[WRITTEN EXERCISE] Read the data and repeat all of it exactly.

===============

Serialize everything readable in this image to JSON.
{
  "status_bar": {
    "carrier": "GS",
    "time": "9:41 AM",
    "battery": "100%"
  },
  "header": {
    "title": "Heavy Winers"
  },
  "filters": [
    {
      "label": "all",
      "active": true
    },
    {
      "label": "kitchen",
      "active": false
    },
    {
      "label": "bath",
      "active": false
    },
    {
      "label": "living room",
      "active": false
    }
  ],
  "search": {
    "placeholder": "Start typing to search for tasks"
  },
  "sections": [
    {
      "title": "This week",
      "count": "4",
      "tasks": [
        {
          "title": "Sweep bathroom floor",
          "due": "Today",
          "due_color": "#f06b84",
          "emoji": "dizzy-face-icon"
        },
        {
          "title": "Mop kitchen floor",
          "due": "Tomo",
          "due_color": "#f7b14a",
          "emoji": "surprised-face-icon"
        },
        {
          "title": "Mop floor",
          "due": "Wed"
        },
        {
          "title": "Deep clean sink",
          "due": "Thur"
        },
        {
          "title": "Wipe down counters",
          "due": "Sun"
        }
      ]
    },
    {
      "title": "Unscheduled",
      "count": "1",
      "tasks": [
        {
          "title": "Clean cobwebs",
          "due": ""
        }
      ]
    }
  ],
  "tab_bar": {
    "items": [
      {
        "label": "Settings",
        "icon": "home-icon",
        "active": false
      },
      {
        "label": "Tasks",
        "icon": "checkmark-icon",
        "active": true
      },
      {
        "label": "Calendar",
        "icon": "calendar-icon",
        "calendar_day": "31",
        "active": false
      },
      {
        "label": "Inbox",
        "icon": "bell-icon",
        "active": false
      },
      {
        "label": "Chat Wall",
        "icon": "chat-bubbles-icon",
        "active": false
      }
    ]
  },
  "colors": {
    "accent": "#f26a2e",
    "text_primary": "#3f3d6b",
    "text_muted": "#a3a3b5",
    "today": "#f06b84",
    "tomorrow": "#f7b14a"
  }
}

===============

[EXERCISE RESULT]
Serialize everything readable in this image to JSON.
{
  "status_bar": {
    "carrier": "GS",
    "time": "9:41 AM",
    "battery": "100%"
  },
  "header": {
    "title": "Heavy Winers"
  },
  "filters": [
    {
      "label": "all",
      "active": true
    },
    {
      "label": "kitchen",
      "active": false
    },
    {
      "label": "bath",
      "active": false
    },
    {
      "label": "living room",
      "active": false
    }
  ],
  "search": {
    "placeholder": "Start typing to search for tasks"
  },
  "sections": [
    {
      "title": "This week",
      "count": "4",
      "tasks": [
        {
          "title": "Sweep bathroom floor",
          "due": "Today",
          "due_color": "#f06b84",
          "emoji": "dizzy-face-icon"
        },
        {
          "title": "Mop kitchen floor",
          "due": "Tomo",
          "due_color": "#f7b14a",
          "emoji": "surprised-face-icon"
        },
        {
          "title": "Mop floor",
          "due": "Wed"
        },
        {
          "title": "Deep clean sink",
          "due": "Thur"
        },
        {
          "title": "Wipe down counters",
          "due": "Sun"
        }
      ]
    },
    {
      "title": "Unscheduled",
      "count": "1",
      "tasks": [
        {
          "title": "Clean cobwebs",
          "due": ""
        }
      ]
    }
  ],
  "tab_bar": {
    "items": [
      {
        "label": "Settings",
        "icon": "home-icon",
        "active": false
      },
      {
        "label": "Tasks",
        "icon": "checkmark-icon",
        "active": true
      },
      {
        "label": "Calendar",
        "icon": "calendar-icon",
        "calendar_day": "31",
        "active": false
      },
      {
        "label": "Inbox",
        "icon": "bell-icon",
        "active": false
      },
      {
        "label": "Chat Wall",
        "icon": "chat-bubbles-icon",
        "active": false
      }
    ]
  },
  "colors": {
    "accent": "#f26a2e",
    "text_primary": "#3f3d6b",
    "text_muted": "#a3a3b5",
    "today": "#f06b84",
    "tomorrow": "#f7b14a"
  }
}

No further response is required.